EXTRACTED INFORMATION:

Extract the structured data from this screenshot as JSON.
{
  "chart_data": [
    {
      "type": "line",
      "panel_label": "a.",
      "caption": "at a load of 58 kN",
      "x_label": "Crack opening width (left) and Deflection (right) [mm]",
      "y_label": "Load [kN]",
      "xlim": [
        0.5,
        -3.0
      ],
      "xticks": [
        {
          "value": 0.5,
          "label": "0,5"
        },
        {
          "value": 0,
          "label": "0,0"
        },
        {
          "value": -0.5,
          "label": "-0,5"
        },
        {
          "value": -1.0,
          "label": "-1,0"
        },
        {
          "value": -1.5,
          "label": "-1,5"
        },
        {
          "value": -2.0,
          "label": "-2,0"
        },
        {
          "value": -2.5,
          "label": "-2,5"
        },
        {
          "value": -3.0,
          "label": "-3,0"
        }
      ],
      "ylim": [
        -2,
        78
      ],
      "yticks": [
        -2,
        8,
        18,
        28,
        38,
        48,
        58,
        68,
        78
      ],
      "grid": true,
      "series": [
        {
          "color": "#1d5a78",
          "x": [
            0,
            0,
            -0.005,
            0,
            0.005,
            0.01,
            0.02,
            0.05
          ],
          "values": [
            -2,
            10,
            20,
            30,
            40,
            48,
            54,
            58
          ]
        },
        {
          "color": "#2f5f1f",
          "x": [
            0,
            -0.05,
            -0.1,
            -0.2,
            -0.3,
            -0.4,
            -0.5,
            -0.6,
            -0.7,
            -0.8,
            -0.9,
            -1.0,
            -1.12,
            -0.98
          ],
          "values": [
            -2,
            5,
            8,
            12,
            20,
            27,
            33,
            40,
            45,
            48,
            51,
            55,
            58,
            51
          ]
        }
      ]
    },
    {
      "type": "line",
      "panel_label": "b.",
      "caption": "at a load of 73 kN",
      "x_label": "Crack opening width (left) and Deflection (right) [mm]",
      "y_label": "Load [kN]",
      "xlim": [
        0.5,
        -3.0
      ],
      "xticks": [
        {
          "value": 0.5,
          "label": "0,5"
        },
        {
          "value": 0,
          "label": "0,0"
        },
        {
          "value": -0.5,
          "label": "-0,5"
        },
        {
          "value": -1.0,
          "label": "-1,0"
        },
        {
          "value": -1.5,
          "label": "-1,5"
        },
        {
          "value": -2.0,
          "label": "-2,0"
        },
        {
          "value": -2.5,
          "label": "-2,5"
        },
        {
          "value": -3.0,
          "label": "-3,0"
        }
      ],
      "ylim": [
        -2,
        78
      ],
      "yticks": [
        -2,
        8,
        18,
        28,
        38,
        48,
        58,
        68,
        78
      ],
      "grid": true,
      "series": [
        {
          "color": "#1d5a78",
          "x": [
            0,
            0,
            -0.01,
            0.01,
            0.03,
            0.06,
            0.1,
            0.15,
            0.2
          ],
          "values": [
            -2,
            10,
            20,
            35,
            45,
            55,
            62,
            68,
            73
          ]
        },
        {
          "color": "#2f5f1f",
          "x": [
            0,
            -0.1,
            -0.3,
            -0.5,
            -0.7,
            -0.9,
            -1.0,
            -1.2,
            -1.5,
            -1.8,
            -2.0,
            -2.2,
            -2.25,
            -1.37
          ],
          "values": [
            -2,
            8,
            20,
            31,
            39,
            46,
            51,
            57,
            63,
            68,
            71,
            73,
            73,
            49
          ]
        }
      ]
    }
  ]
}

REQUIRED TASK:
The whole listing above needs to be written out again exactly.

CORRECT RESULT:
Extract the structured data from this screenshot as JSON.
{
  "chart_data": [
    {
      "type": "line",
      "panel_label": "a.",
      "caption": "at a load of 58 kN",
      "x_label": "Crack opening width (left) and Deflection (right) [mm]",
      "y_label": "Load [kN]",
      "xlim": [
        0.5,
        -3.0
      ],
      "xticks": [
        {
          "value": 0.5,
          "label": "0,5"
        },
        {
          "value": 0,
          "label": "0,0"
        },
        {
          "value": -0.5,
          "label": "-0,5"
        },
        {
          "value": -1.0,
          "label": "-1,0"
        },
        {
          "value": -1.5,
          "label": "-1,5"
        },
        {
          "value": -2.0,
          "label": "-2,0"
        },
        {
          "value": -2.5,
          "label": "-2,5"
        },
        {
          "value": -3.0,
          "label": "-3,0"
        }
      ],
      "ylim": [
        -2,
        78
      ],
      "yticks": [
        -2,
        8,
        18,
        28,
        38,
        48,
        58,
        68,
        78
      ],
      "grid": true,
      "series": [
        {
          "color": "#1d5a78",
          "x": [
            0,
            0,
            -0.005,
            0,
            0.005,
            0.01,
            0.02,
            0.05
          ],
          "values": [
            -2,
            10,
            20,
            30,
            40,
            48,
            54,
            58
          ]
        },
        {
          "color": "#2f5f1f",
          "x": [
            0,
            -0.05,
            -0.1,
            -0.2,
            -0.3,
            -0.4,
            -0.5,
            -0.6,
            -0.7,
            -0.8,
            -0.9,
            -1.0,
            -1.12,
            -0.98
          ],
          "values": [
            -2,
            5,
            8,
            12,
            20,
            27,
            33,
            40,
            45,
            48,
            51,
            55,
            58,
            51
          ]
        }
      ]
    },
    {
      "type": "line",
      "panel_label": "b.",
      "caption": "at a load of 73 kN",
      "x_label": "Crack opening width (left) and Deflection (right) [mm]",
      "y_label": "Load [kN]",
      "xlim": [
        0.5,
        -3.0
      ],
      "xticks": [
        {
          "value": 0.5,
          "label": "0,5"
        },
        {
          "value": 0,
          "label": "0,0"
        },
        {
          "value": -0.5,
          "label": "-0,5"
        },
        {
          "value": -1.0,
          "label": "-1,0"
        },
        {
          "value": -1.5,
          "label": "-1,5"
        },
        {
          "value": -2.0,
          "label": "-2,0"
        },
        {
          "value": -2.5,
          "label": "-2,5"
        },
        {
          "value": -3.0,
          "label": "-3,0"
        }
      ],
      "ylim": [
        -2,
        78
      ],
      "yticks": [
        -2,
        8,
        18,
        28,
        38,
        48,
        58,
        68,
        78
      ],
      "grid": true,
      "series": [
        {
          "color": "#1d5a78",
          "x": [
            0,
            0,
            -0.01,
            0.01,
            0.03,
            0.06,
            0.1,
            0.15,
            0.2
          ],
          "values": [
            -2,
            10,
            20,
            35,
            45,
            55,
            62,
            68,
            73
          ]
        },
        {
          "color": "#2f5f1f",
          "x": [
            0,
            -0.1,
            -0.3,
            -0.5,
            -0.7,
            -0.9,
            -1.0,
            -1.2,
            -1.5,
            -1.8,
            -2.0,
            -2.2,
            -2.25,
            -1.37
          ],
          "values": [
            -2,
            8,
            20,
            31,
            39,
            46,
            51,
            57,
            63,
            68,
            71,
            73,
            73,
            49
          ]
        }
      ]
    }
  ]
}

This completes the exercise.